What you will do = Scan the data below. Pull out each line where "chevron" occurs.

Records shown =

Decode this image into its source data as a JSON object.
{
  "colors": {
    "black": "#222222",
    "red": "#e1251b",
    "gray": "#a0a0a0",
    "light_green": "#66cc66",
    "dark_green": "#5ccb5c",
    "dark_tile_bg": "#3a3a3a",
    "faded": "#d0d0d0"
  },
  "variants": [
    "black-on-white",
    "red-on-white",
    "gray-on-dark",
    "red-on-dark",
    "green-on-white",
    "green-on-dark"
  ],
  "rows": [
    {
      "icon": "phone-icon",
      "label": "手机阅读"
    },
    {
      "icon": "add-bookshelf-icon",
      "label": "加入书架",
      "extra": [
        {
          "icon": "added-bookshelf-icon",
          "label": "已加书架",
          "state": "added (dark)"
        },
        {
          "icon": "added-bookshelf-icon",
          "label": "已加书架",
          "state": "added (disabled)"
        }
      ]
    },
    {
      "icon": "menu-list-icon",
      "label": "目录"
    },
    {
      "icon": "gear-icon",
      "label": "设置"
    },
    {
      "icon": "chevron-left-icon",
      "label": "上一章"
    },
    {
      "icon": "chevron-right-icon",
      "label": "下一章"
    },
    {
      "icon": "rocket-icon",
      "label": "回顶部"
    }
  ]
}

Exercise answer =
      "icon": "chevron-left-icon",
      "icon": "chevron-right-icon",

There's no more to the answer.